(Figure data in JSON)
____________

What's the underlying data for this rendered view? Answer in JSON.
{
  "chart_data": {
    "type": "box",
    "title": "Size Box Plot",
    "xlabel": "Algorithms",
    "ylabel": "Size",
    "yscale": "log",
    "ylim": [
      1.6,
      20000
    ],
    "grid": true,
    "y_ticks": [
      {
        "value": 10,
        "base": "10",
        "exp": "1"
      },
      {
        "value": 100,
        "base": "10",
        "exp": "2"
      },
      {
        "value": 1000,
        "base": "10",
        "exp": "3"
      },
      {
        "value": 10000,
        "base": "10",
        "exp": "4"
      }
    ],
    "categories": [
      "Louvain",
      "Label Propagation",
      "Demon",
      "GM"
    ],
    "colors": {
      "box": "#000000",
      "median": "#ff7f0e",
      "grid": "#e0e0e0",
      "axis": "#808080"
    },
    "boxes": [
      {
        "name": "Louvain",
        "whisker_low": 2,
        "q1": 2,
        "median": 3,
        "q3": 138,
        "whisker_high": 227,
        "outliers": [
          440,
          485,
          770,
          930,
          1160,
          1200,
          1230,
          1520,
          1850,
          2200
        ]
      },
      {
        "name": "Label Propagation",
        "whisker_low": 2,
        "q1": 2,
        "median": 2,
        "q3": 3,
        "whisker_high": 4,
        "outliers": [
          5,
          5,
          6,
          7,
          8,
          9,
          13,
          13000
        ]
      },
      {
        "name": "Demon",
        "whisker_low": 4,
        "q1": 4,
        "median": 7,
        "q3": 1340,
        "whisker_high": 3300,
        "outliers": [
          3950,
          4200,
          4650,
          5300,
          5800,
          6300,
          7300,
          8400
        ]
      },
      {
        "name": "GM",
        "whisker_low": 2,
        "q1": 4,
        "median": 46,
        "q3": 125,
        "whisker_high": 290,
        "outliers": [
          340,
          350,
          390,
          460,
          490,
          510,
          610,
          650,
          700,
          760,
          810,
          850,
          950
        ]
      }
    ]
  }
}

____________

#### Problem to work on:
Using the data above, reproduce every line exactly.

#### Output below:
What's the underlying data for this rendered view? Answer in JSON.
{
  "chart_data": {
    "type": "box",
    "title": "Size Box Plot",
    "xlabel": "Algorithms",
    "ylabel": "Size",
    "yscale": "log",
    "ylim": [
      1.6,
      20000
    ],
    "grid": true,
    "y_ticks": [
      {
        "value": 10,
        "base": "10",
        "exp": "1"
      },
      {
        "value": 100,
        "base": "10",
        "exp": "2"
      },
      {
        "value": 1000,
        "base": "10",
        "exp": "3"
      },
      {
        "value": 10000,
        "base": "10",
        "exp": "4"
      }
    ],
    "categories": [
      "Louvain",
      "Label Propagation",
      "Demon",
      "GM"
    ],
    "colors": {
      "box": "#000000",
      "median": "#ff7f0e",
      "grid": "#e0e0e0",
      "axis": "#808080"
    },
    "boxes": [
      {
        "name": "Louvain",
        "whisker_low": 2,
        "q1": 2,
        "median": 3,
        "q3": 138,
        "whisker_high": 227,
        "outliers": [
          440,
          485,
          770,
          930,
          1160,
          1200,
          1230,
          1520,
          1850,
          2200
        ]
      },
      {
        "name": "Label Propagation",
        "whisker_low": 2,
        "q1": 2,
        "median": 2,
        "q3": 3,
        "whisker_high": 4,
        "outliers": [
          5,
          5,
          6,
          7,
          8,
          9,
          13,
          13000
        ]
      },
      {
        "name": "Demon",
        "whisker_low": 4,
        "q1": 4,
        "median": 7,
        "q3": 1340,
        "whisker_high": 3300,
        "outliers": [
          3950,
          4200,
          4650,
          5300,
          5800,
          6300,
          7300,
          8400
        ]
      },
      {
        "name": "GM",
        "whisker_low": 2,
        "q1": 4,
        "median": 46,
        "q3": 125,
        "whisker_high": 290,
        "outliers": [
          340,
          350,
          390,
          460,
          490,
          510,
          610,
          650,
          700,
          760,
          810,
          850,
          950
        ]
      }
    ]
  }
}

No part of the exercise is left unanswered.